In the material below, find each line holding the string "rapport" and copy it.
-------- Records supplied
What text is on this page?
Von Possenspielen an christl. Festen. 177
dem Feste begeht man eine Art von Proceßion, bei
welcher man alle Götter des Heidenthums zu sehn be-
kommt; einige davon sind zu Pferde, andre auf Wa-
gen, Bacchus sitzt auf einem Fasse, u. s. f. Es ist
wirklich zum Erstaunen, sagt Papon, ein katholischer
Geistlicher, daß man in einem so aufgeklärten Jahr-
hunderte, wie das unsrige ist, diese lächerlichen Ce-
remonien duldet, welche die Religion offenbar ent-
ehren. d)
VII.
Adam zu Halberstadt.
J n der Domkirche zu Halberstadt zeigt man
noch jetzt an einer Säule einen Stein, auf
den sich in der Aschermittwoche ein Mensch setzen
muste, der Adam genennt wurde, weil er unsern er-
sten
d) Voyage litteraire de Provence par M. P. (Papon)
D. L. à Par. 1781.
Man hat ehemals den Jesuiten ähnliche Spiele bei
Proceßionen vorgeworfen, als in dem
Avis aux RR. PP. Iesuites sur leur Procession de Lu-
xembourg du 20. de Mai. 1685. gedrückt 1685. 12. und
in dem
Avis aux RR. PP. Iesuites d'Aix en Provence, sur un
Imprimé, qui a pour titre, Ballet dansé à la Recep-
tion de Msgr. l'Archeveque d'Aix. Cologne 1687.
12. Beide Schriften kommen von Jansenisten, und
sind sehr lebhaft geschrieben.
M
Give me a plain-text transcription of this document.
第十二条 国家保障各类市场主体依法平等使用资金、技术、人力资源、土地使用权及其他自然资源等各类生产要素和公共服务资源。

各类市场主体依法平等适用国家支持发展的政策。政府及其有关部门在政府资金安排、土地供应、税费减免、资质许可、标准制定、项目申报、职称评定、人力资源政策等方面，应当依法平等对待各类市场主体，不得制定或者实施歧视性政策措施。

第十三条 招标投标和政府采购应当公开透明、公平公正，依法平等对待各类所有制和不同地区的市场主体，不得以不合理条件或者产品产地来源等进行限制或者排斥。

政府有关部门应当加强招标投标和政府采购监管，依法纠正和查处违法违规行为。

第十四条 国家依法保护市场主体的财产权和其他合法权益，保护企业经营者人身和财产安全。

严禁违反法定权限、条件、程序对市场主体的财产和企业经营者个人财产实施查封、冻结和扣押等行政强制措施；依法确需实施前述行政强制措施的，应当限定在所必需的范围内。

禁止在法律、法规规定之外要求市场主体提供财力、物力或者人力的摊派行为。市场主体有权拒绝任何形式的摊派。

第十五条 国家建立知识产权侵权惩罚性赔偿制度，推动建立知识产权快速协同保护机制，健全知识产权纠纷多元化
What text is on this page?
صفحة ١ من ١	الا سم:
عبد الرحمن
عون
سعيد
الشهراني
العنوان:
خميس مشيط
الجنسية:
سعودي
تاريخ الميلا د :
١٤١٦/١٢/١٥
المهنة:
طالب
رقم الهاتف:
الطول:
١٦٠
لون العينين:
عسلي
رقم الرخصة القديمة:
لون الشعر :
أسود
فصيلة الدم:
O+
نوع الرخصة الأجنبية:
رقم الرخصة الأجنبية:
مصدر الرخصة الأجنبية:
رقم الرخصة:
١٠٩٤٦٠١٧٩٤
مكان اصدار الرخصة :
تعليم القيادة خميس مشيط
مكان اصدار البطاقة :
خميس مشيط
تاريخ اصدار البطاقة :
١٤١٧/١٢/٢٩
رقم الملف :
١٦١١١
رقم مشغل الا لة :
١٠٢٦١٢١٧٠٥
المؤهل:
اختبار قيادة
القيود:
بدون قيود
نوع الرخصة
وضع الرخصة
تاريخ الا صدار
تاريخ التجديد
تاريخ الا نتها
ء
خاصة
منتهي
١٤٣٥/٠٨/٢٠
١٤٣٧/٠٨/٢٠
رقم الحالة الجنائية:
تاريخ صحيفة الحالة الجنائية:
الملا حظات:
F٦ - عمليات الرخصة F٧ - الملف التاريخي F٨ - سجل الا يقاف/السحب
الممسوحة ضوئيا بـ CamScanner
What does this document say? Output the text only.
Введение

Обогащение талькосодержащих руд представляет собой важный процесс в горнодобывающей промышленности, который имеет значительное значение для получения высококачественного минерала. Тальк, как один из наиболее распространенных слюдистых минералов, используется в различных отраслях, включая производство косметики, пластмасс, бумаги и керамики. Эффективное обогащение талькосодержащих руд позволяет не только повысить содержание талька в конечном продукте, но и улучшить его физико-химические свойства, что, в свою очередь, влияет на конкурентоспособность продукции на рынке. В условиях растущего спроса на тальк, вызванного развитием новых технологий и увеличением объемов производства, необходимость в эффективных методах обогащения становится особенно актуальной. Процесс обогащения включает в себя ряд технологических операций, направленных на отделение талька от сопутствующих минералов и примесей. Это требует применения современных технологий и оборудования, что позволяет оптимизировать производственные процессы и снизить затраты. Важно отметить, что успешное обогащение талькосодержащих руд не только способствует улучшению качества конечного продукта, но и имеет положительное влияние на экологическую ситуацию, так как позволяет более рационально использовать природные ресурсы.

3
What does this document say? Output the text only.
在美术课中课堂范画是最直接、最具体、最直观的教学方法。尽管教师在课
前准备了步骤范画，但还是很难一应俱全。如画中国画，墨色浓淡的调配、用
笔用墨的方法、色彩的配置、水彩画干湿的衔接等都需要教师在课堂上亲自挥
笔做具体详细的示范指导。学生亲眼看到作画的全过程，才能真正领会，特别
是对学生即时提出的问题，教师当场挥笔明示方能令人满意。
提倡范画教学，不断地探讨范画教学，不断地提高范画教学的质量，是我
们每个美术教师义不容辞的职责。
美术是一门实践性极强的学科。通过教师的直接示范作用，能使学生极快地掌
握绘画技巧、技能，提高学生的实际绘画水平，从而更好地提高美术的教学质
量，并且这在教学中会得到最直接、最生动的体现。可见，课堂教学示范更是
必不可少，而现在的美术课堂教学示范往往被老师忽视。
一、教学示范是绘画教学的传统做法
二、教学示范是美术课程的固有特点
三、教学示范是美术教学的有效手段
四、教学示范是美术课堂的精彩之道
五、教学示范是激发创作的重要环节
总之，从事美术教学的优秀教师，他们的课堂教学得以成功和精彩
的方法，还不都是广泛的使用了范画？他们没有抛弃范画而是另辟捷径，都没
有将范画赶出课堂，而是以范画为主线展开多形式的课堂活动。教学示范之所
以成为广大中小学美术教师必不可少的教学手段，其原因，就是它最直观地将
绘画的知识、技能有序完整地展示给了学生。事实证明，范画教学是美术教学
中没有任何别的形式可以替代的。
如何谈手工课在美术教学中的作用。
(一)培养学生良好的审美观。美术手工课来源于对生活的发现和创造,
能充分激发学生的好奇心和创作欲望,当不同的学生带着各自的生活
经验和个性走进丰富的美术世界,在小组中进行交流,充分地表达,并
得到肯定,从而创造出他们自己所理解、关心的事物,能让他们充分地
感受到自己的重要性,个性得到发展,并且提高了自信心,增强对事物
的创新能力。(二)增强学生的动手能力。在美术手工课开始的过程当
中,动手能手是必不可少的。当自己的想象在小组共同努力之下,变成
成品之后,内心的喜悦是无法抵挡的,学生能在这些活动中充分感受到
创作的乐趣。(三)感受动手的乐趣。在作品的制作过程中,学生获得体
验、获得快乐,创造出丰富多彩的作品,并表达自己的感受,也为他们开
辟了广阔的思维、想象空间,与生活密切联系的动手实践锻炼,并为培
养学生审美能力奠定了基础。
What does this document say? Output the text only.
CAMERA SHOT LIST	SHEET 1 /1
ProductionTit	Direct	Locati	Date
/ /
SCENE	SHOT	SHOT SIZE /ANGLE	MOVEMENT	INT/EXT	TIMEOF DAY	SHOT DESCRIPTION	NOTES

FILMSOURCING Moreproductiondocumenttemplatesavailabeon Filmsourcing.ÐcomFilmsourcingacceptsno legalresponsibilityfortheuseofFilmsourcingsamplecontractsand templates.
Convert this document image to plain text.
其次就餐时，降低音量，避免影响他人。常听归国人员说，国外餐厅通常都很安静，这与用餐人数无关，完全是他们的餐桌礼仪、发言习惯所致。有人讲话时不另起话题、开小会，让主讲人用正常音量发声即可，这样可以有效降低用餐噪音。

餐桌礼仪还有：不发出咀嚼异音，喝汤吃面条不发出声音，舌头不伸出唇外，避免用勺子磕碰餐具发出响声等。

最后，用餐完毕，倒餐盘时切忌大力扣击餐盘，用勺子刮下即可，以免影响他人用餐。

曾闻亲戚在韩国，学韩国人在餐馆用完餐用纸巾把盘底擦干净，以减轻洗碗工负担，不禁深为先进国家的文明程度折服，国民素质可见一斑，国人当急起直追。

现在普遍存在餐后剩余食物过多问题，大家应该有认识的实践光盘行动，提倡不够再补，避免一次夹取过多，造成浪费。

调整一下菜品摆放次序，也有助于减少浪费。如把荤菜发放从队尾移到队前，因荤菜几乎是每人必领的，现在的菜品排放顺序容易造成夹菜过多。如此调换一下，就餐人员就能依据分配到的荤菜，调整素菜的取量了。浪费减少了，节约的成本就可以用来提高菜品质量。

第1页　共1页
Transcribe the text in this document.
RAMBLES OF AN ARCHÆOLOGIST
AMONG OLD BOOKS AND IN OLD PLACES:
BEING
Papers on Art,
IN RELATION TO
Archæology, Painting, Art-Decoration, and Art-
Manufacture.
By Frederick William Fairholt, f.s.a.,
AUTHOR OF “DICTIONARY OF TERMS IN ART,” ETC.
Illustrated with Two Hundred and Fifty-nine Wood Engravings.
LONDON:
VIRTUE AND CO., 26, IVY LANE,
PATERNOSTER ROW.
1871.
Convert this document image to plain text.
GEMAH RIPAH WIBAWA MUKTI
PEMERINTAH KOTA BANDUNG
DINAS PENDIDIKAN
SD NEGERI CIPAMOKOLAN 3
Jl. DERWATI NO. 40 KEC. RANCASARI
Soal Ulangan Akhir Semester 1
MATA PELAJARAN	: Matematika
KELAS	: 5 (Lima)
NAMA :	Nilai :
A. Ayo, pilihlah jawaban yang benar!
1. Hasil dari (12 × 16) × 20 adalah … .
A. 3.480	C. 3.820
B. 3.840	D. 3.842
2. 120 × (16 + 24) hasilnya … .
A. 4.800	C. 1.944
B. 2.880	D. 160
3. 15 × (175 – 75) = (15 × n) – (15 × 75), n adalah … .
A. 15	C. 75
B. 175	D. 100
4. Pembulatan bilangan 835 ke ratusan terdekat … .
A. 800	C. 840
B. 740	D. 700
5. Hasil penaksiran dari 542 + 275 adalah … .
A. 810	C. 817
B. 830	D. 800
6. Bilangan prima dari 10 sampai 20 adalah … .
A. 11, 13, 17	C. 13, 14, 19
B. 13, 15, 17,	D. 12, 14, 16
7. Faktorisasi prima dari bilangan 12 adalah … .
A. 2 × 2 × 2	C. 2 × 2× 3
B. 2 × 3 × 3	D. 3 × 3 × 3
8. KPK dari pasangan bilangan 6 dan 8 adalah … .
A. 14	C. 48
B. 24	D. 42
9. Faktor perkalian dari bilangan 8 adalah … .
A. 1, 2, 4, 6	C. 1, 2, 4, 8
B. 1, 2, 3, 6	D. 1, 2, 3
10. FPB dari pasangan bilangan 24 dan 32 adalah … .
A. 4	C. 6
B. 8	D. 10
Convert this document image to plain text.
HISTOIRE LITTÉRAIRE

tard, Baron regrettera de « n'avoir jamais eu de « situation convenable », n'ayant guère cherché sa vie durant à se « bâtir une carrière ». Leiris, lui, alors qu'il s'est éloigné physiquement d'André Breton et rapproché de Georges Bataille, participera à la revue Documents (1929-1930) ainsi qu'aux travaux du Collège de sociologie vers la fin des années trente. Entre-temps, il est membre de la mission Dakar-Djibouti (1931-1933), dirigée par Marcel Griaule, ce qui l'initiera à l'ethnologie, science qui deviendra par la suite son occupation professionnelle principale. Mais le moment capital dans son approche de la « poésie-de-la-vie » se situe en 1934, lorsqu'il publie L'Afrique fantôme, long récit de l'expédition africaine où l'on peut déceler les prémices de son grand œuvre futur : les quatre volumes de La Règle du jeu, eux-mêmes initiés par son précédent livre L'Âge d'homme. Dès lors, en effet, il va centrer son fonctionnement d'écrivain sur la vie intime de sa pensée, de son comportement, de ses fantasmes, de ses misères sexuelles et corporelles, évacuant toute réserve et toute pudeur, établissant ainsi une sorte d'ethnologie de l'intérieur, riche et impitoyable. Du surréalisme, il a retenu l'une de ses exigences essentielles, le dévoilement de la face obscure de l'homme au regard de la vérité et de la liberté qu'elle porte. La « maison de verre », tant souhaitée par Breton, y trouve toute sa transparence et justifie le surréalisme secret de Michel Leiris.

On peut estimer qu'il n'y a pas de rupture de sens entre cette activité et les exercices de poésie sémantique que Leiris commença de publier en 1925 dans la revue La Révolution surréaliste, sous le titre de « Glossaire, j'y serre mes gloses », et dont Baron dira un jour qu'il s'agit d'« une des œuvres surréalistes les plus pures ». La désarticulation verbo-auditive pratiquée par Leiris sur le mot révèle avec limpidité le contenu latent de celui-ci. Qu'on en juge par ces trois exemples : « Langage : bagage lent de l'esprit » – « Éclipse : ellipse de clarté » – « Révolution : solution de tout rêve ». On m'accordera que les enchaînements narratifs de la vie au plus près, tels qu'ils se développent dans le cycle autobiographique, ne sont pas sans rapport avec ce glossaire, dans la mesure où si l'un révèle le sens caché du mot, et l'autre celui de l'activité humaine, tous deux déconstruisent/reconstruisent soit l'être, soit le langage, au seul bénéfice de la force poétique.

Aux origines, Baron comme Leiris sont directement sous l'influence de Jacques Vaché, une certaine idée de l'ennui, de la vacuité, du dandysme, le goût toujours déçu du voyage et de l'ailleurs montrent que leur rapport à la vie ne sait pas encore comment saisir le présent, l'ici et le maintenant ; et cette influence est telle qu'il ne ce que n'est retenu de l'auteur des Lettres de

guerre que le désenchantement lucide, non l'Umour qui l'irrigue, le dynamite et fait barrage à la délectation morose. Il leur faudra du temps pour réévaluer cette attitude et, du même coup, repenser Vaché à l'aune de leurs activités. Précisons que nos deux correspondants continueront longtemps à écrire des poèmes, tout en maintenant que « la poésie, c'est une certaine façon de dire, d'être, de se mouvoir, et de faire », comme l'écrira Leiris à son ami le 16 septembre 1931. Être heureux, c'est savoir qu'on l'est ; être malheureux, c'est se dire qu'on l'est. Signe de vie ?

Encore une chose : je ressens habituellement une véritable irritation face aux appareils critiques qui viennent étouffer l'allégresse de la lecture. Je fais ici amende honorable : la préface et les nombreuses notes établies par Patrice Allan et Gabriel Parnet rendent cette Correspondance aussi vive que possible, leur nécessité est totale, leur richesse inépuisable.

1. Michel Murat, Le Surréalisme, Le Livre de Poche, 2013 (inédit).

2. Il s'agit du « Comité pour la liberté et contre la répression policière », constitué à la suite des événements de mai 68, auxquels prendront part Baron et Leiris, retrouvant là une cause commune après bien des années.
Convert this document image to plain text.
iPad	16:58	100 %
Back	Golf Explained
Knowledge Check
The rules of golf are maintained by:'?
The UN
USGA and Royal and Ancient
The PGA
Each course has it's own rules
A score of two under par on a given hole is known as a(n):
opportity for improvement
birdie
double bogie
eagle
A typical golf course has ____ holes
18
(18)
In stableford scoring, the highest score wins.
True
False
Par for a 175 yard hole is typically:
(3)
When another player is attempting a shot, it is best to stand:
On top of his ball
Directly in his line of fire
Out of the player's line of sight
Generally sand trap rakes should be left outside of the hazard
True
----------------
Response to the exercise:
On peut estimer qu'il n'y a pas de rupture de sens entre cette activité et les exercices de poésie sémantique que Leiris commença de publier en 1925 dans la revue La Révolution surréaliste, sous le titre de « Glossaire, j'y serre mes gloses », et dont Baron dira un jour qu'il s'agit d'« une des œuvres surréalistes les plus pures ». La désarticulation verbo-auditive pratiquée par Leiris sur le mot révèle avec limpidité le contenu latent de celui-ci. Qu'on en juge par ces trois exemples : « Langage : bagage lent de l'esprit » – « Éclipse : ellipse de clarté » – « Révolution : solution de tout rêve ». On m'accordera que les enchaînements narratifs de la vie au plus près, tels qu'ils se développent dans le cycle autobiographique, ne sont pas sans rapport avec ce glossaire, dans la mesure où si l'un révèle le sens caché du mot, et l'autre celui de l'activité humaine, tous deux déconstruisent/reconstruisent soit l'être, soit le langage, au seul bénéfice de la force poétique.
Aux origines, Baron comme Leiris sont directement sous l'influence de Jacques Vaché, une certaine idée de l'ennui, de la vacuité, du dandysme, le goût toujours déçu du voyage et de l'ailleurs montrent que leur rapport à la vie ne sait pas encore comment saisir le présent, l'ici et le maintenant ; et cette influence est telle qu'il ne ce que n'est retenu de l'auteur des Lettres de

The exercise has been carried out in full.